-- start Entries supplied --

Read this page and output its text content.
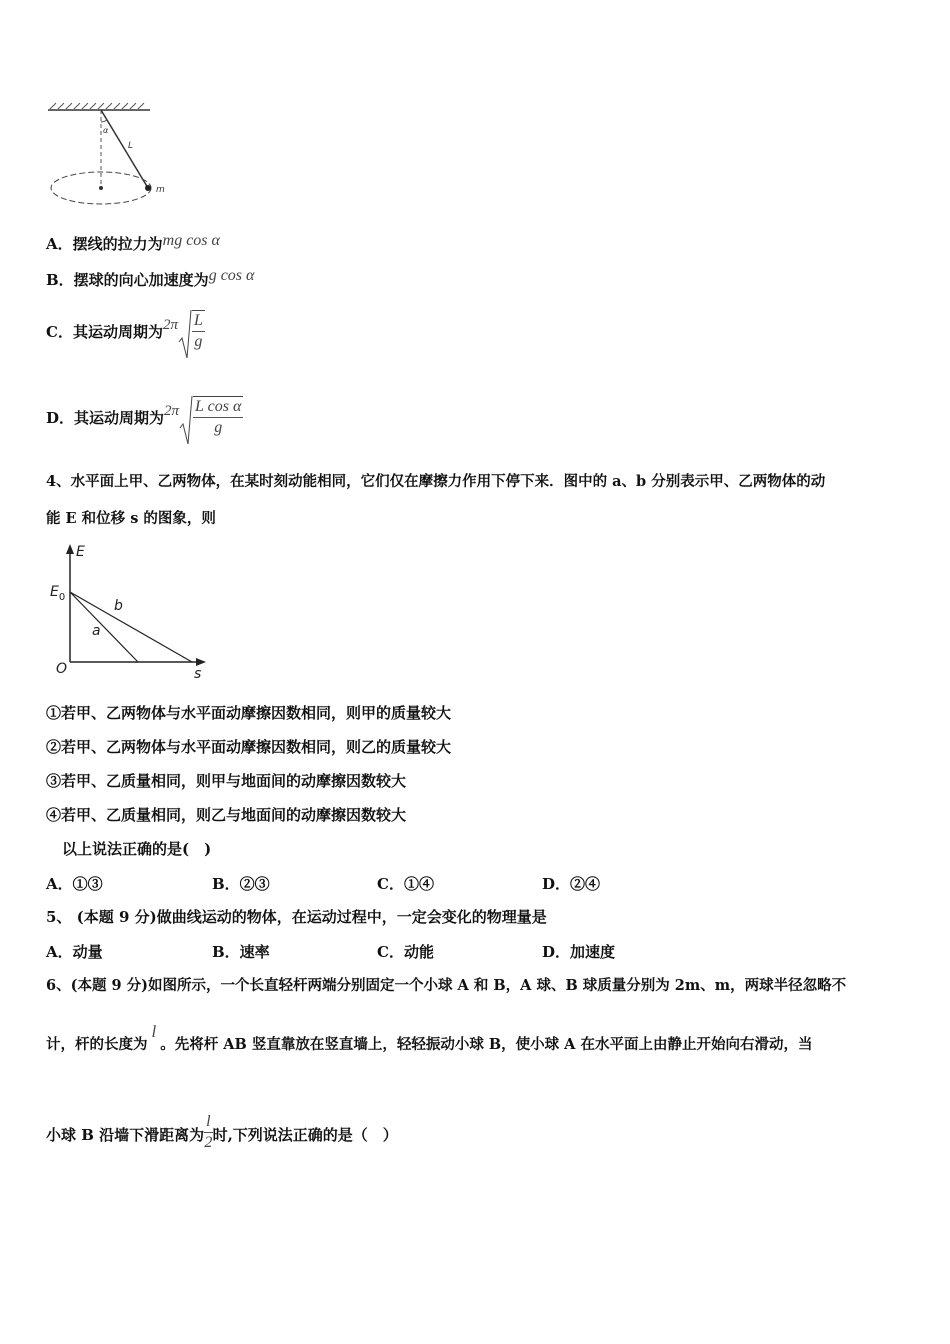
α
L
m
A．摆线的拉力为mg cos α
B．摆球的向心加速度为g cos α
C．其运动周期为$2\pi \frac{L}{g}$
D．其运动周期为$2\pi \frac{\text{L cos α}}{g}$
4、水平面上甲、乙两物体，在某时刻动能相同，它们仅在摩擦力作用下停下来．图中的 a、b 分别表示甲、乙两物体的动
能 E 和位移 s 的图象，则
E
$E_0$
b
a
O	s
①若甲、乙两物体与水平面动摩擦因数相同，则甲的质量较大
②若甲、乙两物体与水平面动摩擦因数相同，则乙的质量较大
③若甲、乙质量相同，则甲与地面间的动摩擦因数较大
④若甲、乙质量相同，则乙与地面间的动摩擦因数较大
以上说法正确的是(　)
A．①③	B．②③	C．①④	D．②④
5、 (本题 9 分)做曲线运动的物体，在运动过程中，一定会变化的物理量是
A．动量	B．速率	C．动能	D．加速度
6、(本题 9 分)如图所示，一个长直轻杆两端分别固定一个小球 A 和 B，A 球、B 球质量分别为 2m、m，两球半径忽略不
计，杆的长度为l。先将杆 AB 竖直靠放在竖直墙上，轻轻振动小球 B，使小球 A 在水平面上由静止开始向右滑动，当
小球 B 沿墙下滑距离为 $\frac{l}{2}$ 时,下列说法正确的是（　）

-- end Entries supplied --

Goal:
Using the data above, print every line exactly, omitting pictures.

Exercise answer:
Read this page and output its text content.
α
L
m
A．摆线的拉力为mg cos α
B．摆球的向心加速度为g cos α
C．其运动周期为$2\pi \frac{L}{g}$
D．其运动周期为$2\pi \frac{\text{L cos α}}{g}$
4、水平面上甲、乙两物体，在某时刻动能相同，它们仅在摩擦力作用下停下来．图中的 a、b 分别表示甲、乙两物体的动
能 E 和位移 s 的图象，则
E
$E_0$
b
a
O	s
①若甲、乙两物体与水平面动摩擦因数相同，则甲的质量较大
②若甲、乙两物体与水平面动摩擦因数相同，则乙的质量较大
③若甲、乙质量相同，则甲与地面间的动摩擦因数较大
④若甲、乙质量相同，则乙与地面间的动摩擦因数较大
以上说法正确的是(　)
A．①③	B．②③	C．①④	D．②④
5、 (本题 9 分)做曲线运动的物体，在运动过程中，一定会变化的物理量是
A．动量	B．速率	C．动能	D．加速度
6、(本题 9 分)如图所示，一个长直轻杆两端分别固定一个小球 A 和 B，A 球、B 球质量分别为 2m、m，两球半径忽略不
计，杆的长度为l。先将杆 AB 竖直靠放在竖直墙上，轻轻振动小球 B，使小球 A 在水平面上由静止开始向右滑动，当
小球 B 沿墙下滑距离为 $\frac{l}{2}$ 时,下列说法正确的是（　）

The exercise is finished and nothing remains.